> _What the exercise asks_
Check each line of the data below for the word "object", then extract the ones that have it.

[Figure dataset records]
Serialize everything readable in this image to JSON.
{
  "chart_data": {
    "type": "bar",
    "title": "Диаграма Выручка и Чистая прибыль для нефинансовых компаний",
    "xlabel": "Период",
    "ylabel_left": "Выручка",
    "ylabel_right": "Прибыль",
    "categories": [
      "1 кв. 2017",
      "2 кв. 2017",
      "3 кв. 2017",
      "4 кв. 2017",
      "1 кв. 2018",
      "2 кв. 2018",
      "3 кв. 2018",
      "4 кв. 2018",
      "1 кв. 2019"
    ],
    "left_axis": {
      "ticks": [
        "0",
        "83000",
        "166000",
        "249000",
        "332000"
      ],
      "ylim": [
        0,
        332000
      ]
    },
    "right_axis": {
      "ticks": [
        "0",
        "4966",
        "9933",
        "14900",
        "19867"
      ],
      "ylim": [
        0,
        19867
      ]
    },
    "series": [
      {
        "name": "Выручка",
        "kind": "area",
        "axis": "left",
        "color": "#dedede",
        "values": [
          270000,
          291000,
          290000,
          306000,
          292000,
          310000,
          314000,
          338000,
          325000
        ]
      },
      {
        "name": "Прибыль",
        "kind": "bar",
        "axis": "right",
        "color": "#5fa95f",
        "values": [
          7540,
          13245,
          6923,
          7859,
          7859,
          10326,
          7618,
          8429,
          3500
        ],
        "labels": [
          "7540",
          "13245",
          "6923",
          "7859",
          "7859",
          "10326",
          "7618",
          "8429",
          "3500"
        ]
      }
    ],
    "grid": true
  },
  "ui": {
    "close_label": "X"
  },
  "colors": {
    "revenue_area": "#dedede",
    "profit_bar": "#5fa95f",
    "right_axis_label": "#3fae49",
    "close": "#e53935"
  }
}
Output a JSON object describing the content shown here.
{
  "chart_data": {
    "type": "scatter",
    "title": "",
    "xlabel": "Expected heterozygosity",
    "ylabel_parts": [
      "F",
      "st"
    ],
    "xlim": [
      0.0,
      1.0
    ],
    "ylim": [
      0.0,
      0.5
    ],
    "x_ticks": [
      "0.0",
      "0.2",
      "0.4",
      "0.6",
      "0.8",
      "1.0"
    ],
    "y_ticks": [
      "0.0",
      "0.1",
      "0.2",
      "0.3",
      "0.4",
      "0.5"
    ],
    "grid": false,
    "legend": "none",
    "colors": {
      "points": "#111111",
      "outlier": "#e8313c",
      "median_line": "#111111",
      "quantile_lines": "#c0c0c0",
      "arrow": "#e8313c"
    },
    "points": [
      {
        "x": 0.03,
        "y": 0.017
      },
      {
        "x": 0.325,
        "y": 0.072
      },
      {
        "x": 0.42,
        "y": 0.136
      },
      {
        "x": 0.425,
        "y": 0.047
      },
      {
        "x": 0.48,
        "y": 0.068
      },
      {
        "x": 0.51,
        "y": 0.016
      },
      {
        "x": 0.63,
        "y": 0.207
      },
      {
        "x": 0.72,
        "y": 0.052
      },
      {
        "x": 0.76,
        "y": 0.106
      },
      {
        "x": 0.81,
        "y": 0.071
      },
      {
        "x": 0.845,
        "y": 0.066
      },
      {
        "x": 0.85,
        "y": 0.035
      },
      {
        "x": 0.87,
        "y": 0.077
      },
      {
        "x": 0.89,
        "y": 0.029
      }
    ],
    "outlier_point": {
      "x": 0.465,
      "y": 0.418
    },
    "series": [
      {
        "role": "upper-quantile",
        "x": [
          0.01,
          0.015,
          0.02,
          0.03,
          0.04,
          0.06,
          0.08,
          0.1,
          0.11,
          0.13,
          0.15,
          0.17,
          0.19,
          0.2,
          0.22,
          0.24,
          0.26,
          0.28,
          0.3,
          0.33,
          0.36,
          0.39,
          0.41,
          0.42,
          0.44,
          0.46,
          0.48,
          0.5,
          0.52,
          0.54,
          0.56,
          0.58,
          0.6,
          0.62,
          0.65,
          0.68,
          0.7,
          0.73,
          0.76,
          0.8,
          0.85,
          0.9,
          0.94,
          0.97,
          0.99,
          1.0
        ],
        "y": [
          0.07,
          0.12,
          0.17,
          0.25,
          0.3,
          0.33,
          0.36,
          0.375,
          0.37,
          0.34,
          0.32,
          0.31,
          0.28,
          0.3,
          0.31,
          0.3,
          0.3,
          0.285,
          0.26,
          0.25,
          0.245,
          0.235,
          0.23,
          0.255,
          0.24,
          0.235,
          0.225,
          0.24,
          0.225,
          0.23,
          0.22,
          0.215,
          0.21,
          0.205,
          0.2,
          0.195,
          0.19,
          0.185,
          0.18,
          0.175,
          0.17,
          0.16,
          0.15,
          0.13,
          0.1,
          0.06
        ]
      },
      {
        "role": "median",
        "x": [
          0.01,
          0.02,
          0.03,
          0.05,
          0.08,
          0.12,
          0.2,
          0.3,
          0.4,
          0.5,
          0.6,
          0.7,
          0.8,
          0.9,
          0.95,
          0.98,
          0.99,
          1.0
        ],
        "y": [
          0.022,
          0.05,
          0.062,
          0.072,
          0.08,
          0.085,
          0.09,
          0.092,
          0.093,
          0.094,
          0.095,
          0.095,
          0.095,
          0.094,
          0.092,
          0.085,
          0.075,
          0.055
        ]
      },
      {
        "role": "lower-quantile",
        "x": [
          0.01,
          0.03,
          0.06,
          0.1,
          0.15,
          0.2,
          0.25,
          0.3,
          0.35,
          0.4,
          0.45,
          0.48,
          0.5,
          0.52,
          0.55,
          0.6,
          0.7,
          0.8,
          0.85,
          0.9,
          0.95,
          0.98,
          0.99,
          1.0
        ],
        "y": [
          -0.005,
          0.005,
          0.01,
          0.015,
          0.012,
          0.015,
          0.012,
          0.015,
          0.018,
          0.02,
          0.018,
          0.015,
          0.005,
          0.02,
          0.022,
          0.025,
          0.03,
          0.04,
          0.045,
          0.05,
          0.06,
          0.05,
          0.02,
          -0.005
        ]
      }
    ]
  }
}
---
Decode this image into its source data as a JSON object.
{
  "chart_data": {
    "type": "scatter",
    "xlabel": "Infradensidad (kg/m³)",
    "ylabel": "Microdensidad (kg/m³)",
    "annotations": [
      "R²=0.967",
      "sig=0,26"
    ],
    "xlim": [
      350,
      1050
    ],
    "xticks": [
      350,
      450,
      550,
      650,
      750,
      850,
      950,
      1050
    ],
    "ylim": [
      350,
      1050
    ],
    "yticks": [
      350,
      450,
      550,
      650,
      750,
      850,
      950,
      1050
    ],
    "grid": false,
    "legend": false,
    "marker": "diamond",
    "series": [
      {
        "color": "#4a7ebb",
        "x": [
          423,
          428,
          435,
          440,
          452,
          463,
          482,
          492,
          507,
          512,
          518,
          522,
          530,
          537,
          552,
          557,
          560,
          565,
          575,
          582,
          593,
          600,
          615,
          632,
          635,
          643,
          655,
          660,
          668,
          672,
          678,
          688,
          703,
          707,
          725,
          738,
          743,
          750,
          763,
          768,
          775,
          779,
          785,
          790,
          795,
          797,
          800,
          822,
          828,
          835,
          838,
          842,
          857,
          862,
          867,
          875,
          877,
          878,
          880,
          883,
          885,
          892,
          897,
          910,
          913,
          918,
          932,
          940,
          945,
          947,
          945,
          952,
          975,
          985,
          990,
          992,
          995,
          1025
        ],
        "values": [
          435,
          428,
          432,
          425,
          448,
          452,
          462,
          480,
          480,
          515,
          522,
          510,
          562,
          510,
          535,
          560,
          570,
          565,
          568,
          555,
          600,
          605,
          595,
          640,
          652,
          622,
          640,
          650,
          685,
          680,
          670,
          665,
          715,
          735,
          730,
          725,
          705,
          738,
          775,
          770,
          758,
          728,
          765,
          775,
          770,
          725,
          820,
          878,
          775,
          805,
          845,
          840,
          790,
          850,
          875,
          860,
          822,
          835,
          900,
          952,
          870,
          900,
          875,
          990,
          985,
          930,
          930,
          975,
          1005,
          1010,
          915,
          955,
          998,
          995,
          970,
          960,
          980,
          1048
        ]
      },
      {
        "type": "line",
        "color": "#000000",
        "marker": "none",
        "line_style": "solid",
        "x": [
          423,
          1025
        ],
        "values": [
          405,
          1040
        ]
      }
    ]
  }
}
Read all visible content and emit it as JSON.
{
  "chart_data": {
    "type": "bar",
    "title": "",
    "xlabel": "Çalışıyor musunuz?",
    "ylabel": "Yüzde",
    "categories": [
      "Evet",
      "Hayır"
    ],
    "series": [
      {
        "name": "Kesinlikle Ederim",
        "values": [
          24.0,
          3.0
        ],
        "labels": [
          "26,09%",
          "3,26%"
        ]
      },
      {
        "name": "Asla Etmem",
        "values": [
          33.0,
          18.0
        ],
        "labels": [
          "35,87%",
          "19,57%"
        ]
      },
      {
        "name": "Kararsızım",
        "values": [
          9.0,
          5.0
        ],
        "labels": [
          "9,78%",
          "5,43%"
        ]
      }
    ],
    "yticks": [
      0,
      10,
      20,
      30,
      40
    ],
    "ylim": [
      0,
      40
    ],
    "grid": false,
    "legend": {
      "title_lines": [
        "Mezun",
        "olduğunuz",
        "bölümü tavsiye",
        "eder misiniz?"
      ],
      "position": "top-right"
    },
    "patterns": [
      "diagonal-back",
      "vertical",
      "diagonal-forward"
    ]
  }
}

> _Written answer_
Output a JSON object describing the content shown here.
Decode this image into its source data as a JSON object.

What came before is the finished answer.